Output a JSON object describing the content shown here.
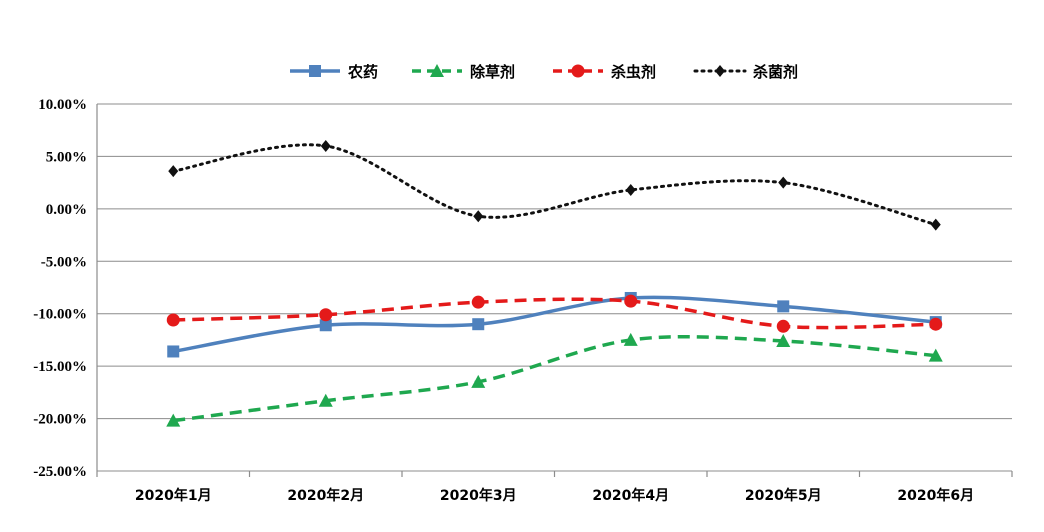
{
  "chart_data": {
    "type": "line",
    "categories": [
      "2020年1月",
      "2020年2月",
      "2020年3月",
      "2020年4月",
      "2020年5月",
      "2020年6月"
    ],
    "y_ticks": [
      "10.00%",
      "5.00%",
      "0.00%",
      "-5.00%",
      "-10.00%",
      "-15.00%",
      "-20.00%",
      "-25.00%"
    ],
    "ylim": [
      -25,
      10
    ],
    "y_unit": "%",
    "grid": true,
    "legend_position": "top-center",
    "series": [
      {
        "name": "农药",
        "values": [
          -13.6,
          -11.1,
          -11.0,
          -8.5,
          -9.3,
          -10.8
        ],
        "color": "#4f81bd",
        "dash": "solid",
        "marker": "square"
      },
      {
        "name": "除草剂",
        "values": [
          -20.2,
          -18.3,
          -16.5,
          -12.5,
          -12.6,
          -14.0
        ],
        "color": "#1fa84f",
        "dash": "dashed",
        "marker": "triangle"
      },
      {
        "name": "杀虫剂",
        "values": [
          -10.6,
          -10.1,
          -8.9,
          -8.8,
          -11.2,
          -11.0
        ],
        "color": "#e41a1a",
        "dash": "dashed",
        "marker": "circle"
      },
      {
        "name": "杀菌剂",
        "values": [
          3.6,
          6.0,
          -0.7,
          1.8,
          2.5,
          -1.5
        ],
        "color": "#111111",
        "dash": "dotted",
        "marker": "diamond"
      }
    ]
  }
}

_Written problem:_
Repeat the material above verbatim. Leave the pictures behind.

_Response below:_
Output a JSON object describing the content shown here.
{
  "chart_data": {
    "type": "line",
    "categories": [
      "2020年1月",
      "2020年2月",
      "2020年3月",
      "2020年4月",
      "2020年5月",
      "2020年6月"
    ],
    "y_ticks": [
      "10.00%",
      "5.00%",
      "0.00%",
      "-5.00%",
      "-10.00%",
      "-15.00%",
      "-20.00%",
      "-25.00%"
    ],
    "ylim": [
      -25,
      10
    ],
    "y_unit": "%",
    "grid": true,
    "legend_position": "top-center",
    "series": [
      {
        "name": "农药",
        "values": [
          -13.6,
          -11.1,
          -11.0,
          -8.5,
          -9.3,
          -10.8
        ],
        "color": "#4f81bd",
        "dash": "solid",
        "marker": "square"
      },
      {
        "name": "除草剂",
        "values": [
          -20.2,
          -18.3,
          -16.5,
          -12.5,
          -12.6,
          -14.0
        ],
        "color": "#1fa84f",
        "dash": "dashed",
        "marker": "triangle"
      },
      {
        "name": "杀虫剂",
        "values": [
          -10.6,
          -10.1,
          -8.9,
          -8.8,
          -11.2,
          -11.0
        ],
        "color": "#e41a1a",
        "dash": "dashed",
        "marker": "circle"
      },
      {
        "name": "杀菌剂",
        "values": [
          3.6,
          6.0,
          -0.7,
          1.8,
          2.5,
          -1.5
        ],
        "color": "#111111",
        "dash": "dotted",
        "marker": "diamond"
      }
    ]
  }
}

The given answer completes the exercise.